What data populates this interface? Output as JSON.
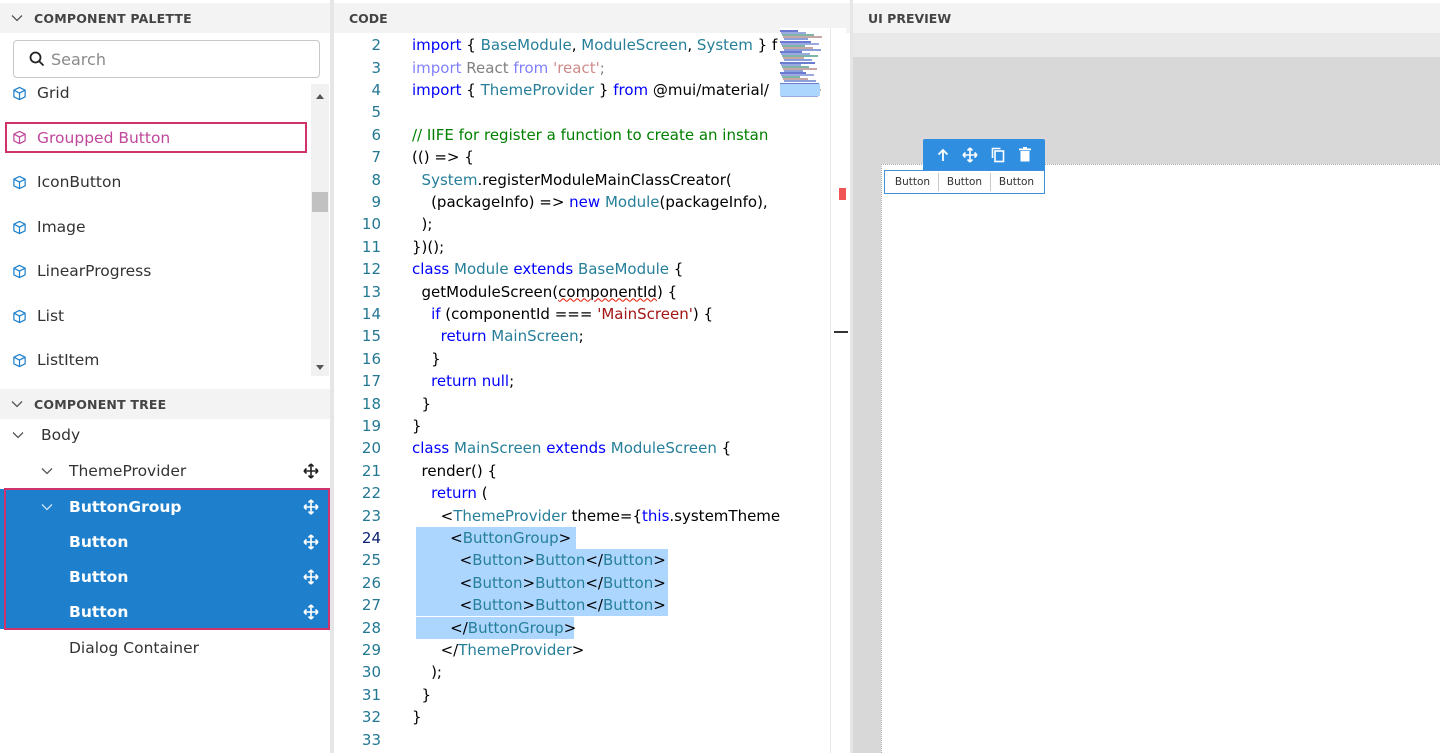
{
  "palette": {
    "header": "COMPONENT PALETTE",
    "search_placeholder": "Search",
    "items": [
      "Grid",
      "Groupped Button",
      "IconButton",
      "Image",
      "LinearProgress",
      "List",
      "ListItem"
    ],
    "selected_item": "Groupped Button"
  },
  "tree": {
    "header": "COMPONENT TREE",
    "nodes": [
      "Body",
      "ThemeProvider",
      "ButtonGroup",
      "Button",
      "Button",
      "Button",
      "Dialog Container"
    ]
  },
  "code": {
    "header": "CODE",
    "current_line": 24,
    "line_numbers": [
      2,
      3,
      4,
      5,
      6,
      7,
      8,
      9,
      10,
      11,
      12,
      13,
      14,
      15,
      16,
      17,
      18,
      19,
      20,
      21,
      22,
      23,
      24,
      25,
      26,
      27,
      28,
      29,
      30,
      31,
      32,
      33
    ],
    "lines": [
      {
        "n": "2",
        "t": "import { BaseModule, ModuleScreen, System } f"
      },
      {
        "n": "3",
        "t": "import React from 'react';"
      },
      {
        "n": "4",
        "t": "import { ThemeProvider } from '@mui/material/"
      },
      {
        "n": "5",
        "t": ""
      },
      {
        "n": "6",
        "t": "// IIFE for register a function to create an instan"
      },
      {
        "n": "7",
        "t": "(() => {"
      },
      {
        "n": "8",
        "t": "  System.registerModuleMainClassCreator("
      },
      {
        "n": "9",
        "t": "    (packageInfo) => new Module(packageInfo),"
      },
      {
        "n": "10",
        "t": "  );"
      },
      {
        "n": "11",
        "t": "})();"
      },
      {
        "n": "12",
        "t": "class Module extends BaseModule {"
      },
      {
        "n": "13",
        "t": "  getModuleScreen(componentId) {"
      },
      {
        "n": "14",
        "t": "    if (componentId === 'MainScreen') {"
      },
      {
        "n": "15",
        "t": "      return MainScreen;"
      },
      {
        "n": "16",
        "t": "    }"
      },
      {
        "n": "17",
        "t": "    return null;"
      },
      {
        "n": "18",
        "t": "  }"
      },
      {
        "n": "19",
        "t": "}"
      },
      {
        "n": "20",
        "t": "class MainScreen extends ModuleScreen {"
      },
      {
        "n": "21",
        "t": "  render() {"
      },
      {
        "n": "22",
        "t": "    return ("
      },
      {
        "n": "23",
        "t": "      <ThemeProvider theme={this.systemTheme}"
      },
      {
        "n": "24",
        "t": "        <ButtonGroup>"
      },
      {
        "n": "25",
        "t": "          <Button>Button</Button>"
      },
      {
        "n": "26",
        "t": "          <Button>Button</Button>"
      },
      {
        "n": "27",
        "t": "          <Button>Button</Button>"
      },
      {
        "n": "28",
        "t": "        </ButtonGroup>"
      },
      {
        "n": "29",
        "t": "      </ThemeProvider>"
      },
      {
        "n": "30",
        "t": "    );"
      },
      {
        "n": "31",
        "t": "  }"
      },
      {
        "n": "32",
        "t": "}"
      },
      {
        "n": "33",
        "t": ""
      }
    ]
  },
  "preview": {
    "header": "UI PREVIEW",
    "buttons": [
      "Button",
      "Button",
      "Button"
    ],
    "toolbar_icons": [
      "arrow-up-icon",
      "move-icon",
      "copy-icon",
      "delete-icon"
    ]
  },
  "colors": {
    "selection_blue": "#1e80cc",
    "highlight_pink": "#d0336b",
    "code_selection": "#add6ff",
    "keyword": "#0000ff",
    "type": "#267f99",
    "string": "#a31515"
  }
}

▸ Your task
Your task is to report how many lines of the material include the string "return". Give the number and no other words.

▸ Written answer
3